_Work to do:_
Check each line of the records below for the string "Chabrier", then state how many lines contain it, with no other output.

-- BEGIN --

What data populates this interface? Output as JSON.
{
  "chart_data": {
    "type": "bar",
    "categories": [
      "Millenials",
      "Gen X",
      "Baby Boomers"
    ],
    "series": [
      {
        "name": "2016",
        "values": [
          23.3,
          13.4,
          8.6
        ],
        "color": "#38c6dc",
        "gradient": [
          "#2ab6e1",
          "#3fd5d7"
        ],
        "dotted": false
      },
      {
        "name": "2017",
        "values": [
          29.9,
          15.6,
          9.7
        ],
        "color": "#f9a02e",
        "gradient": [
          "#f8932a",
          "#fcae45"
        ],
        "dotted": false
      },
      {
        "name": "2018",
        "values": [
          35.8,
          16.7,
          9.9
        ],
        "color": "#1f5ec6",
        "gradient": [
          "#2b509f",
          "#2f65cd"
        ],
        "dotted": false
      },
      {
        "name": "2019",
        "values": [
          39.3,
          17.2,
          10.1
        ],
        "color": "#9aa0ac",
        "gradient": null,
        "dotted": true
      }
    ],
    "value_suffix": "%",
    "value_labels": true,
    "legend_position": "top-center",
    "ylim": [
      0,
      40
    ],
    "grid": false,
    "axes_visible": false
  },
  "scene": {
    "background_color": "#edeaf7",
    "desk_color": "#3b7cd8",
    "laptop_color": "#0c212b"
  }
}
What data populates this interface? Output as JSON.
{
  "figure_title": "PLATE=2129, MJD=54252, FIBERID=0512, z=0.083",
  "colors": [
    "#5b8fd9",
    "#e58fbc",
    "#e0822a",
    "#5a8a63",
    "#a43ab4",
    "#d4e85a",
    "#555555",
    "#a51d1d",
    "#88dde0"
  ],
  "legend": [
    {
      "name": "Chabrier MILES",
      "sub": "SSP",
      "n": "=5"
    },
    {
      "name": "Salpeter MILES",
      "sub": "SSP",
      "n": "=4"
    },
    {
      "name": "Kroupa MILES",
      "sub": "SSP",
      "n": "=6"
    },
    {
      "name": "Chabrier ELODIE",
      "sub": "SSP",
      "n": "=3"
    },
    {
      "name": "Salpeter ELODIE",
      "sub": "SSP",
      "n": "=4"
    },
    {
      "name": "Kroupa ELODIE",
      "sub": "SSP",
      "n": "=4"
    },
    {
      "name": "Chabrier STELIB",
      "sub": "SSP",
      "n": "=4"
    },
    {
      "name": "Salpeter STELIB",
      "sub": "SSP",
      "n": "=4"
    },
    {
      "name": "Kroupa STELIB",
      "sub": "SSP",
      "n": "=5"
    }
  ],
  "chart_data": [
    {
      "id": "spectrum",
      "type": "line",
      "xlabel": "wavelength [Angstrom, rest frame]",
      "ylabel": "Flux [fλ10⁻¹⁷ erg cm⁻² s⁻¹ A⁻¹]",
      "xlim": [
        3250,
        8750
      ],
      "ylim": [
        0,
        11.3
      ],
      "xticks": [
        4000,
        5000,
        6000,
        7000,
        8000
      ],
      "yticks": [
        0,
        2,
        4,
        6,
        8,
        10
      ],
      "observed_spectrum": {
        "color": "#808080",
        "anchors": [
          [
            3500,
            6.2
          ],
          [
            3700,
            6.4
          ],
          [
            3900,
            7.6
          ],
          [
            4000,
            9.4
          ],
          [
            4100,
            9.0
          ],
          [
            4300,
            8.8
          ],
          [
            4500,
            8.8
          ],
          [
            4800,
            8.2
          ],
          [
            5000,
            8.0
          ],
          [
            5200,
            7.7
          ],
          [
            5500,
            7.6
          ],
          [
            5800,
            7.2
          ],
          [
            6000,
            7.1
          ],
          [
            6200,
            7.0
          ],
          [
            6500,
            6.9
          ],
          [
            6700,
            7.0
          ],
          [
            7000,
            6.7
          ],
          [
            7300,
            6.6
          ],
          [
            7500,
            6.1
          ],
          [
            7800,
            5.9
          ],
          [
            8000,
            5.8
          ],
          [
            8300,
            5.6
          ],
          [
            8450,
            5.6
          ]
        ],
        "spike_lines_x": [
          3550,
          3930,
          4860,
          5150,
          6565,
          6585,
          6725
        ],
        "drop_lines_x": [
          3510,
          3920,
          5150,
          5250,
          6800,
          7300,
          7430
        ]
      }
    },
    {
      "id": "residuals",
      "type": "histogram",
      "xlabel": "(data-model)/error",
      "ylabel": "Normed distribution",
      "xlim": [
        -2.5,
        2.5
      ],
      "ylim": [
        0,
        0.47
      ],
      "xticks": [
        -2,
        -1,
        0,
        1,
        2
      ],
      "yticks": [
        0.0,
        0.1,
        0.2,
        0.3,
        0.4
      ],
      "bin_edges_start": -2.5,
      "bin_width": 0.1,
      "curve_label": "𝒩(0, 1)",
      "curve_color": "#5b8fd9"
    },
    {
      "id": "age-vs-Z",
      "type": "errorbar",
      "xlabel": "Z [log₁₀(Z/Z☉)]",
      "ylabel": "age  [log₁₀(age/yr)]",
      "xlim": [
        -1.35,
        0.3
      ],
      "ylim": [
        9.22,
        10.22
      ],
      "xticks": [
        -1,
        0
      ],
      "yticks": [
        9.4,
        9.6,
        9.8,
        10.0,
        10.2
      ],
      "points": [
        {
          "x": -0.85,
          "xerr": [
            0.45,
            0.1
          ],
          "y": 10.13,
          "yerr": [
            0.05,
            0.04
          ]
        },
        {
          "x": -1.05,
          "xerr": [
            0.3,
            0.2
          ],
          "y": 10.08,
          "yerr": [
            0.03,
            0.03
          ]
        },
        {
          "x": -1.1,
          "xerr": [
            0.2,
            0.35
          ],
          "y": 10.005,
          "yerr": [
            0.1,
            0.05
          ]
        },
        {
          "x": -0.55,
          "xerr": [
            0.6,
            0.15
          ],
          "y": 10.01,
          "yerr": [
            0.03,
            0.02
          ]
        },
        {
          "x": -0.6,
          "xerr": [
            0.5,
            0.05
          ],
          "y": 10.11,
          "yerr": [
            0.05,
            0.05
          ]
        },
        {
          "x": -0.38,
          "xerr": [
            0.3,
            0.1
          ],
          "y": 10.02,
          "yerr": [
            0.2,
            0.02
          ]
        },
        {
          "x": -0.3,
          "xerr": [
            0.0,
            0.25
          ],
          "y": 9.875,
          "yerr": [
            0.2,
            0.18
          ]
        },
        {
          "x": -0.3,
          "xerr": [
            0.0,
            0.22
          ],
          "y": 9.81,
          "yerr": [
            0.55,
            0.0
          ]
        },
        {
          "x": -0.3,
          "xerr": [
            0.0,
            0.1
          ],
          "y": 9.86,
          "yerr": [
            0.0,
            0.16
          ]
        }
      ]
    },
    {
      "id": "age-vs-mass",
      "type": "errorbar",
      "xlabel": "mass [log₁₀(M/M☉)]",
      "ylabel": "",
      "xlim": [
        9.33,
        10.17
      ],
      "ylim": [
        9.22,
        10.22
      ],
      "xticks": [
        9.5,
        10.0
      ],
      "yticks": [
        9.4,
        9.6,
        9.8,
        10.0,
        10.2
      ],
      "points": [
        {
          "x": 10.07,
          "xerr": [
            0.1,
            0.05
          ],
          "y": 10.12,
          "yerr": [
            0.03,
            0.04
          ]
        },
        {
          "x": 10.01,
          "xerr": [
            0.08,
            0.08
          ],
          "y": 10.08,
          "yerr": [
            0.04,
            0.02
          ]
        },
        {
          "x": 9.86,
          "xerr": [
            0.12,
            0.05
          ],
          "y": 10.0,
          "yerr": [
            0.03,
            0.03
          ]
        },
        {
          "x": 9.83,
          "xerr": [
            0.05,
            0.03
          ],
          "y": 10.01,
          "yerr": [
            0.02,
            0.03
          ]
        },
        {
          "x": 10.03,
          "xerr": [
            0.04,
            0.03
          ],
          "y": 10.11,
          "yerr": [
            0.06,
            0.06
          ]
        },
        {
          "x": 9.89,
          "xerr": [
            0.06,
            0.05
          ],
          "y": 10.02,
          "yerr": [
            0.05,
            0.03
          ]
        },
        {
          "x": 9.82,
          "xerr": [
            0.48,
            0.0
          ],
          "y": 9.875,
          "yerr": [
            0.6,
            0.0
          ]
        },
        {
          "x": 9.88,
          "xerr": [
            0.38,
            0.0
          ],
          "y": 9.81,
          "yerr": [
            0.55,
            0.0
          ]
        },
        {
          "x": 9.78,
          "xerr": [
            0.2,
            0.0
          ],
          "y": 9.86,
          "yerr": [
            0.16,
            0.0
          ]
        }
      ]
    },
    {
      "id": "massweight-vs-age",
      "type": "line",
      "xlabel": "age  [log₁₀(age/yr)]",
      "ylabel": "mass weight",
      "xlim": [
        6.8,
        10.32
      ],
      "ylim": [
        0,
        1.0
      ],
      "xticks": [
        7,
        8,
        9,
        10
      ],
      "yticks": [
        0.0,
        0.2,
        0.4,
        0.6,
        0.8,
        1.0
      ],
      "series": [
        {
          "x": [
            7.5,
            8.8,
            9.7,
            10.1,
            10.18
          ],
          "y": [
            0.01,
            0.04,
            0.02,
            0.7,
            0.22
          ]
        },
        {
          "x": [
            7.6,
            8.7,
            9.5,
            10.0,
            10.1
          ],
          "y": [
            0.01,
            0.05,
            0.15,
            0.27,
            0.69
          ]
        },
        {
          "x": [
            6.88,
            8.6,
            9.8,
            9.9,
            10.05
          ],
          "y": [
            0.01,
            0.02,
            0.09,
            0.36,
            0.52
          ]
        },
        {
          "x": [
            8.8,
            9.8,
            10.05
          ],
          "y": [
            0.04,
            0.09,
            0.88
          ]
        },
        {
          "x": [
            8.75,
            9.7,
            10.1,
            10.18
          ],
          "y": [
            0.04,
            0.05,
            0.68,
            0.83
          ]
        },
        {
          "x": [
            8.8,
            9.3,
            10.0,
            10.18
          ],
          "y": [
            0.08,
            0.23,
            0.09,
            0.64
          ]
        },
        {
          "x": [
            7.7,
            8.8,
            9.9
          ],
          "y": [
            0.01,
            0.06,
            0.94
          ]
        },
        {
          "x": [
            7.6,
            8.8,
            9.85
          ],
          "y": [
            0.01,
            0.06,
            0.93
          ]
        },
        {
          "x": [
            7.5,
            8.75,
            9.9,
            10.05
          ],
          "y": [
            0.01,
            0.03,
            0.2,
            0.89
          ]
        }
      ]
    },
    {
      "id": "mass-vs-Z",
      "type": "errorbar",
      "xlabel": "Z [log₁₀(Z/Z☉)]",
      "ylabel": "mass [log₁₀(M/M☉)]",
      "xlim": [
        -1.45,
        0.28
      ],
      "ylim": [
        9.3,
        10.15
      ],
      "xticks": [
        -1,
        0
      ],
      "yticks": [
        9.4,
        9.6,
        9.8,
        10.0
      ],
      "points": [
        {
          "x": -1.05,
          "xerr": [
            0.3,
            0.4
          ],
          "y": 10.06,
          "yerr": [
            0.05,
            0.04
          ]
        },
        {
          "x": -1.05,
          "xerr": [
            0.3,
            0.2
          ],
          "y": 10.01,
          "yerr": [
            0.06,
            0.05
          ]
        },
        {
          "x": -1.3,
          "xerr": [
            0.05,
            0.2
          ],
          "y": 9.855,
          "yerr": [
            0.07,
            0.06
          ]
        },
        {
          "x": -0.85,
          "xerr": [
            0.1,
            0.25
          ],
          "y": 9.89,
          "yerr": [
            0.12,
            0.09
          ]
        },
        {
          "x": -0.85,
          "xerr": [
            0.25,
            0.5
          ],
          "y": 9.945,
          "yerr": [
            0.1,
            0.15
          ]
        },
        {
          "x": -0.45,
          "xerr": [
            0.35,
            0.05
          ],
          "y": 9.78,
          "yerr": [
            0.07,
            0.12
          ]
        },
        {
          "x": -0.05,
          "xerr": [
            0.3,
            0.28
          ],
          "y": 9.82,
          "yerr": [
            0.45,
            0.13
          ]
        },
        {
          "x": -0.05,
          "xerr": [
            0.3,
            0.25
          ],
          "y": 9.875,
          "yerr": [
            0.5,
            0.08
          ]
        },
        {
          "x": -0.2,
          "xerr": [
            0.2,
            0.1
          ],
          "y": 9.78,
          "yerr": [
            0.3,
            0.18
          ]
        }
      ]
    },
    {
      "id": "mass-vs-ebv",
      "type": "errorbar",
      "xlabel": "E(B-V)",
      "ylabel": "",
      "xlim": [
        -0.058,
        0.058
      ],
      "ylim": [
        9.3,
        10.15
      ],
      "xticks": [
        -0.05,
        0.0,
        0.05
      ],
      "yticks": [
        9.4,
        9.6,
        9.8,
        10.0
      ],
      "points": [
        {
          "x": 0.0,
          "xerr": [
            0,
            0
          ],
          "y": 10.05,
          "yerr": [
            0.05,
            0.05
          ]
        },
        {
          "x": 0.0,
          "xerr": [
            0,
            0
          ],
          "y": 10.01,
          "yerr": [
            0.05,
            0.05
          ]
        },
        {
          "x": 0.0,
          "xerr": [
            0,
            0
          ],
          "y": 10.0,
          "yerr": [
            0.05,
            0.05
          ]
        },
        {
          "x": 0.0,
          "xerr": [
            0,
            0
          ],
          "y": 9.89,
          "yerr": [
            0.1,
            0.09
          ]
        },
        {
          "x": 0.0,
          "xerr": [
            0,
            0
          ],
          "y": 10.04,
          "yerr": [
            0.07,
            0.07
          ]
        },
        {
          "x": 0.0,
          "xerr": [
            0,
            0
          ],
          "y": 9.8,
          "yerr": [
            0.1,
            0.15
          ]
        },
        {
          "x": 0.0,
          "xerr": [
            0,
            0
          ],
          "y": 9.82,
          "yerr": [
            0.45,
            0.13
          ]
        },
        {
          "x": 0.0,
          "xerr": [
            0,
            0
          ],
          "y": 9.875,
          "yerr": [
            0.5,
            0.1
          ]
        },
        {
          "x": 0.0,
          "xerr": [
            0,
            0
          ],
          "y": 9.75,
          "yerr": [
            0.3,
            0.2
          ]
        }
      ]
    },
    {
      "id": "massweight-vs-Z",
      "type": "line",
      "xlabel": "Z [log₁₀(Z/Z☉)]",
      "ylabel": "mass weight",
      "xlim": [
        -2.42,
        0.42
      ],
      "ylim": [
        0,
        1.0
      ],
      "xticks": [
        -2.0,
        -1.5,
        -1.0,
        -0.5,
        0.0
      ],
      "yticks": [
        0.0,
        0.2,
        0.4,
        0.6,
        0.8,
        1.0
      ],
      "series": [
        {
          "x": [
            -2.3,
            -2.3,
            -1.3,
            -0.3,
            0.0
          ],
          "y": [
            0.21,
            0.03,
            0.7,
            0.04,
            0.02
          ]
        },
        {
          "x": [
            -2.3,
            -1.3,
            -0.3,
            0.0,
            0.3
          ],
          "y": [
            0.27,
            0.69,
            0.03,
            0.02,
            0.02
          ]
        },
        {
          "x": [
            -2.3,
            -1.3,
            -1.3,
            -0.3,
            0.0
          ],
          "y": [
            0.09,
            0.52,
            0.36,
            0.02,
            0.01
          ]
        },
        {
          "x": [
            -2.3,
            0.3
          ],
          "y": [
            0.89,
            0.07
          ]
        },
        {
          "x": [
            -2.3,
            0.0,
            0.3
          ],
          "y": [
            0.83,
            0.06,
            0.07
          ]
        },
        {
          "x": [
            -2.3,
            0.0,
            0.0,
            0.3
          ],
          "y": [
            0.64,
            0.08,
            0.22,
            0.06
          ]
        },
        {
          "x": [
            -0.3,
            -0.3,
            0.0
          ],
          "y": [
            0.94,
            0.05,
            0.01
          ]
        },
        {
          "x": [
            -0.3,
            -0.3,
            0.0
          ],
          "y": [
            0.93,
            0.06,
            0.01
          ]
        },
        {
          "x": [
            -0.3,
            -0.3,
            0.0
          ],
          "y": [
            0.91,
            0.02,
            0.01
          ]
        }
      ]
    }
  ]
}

-- END --

_Task response:_
3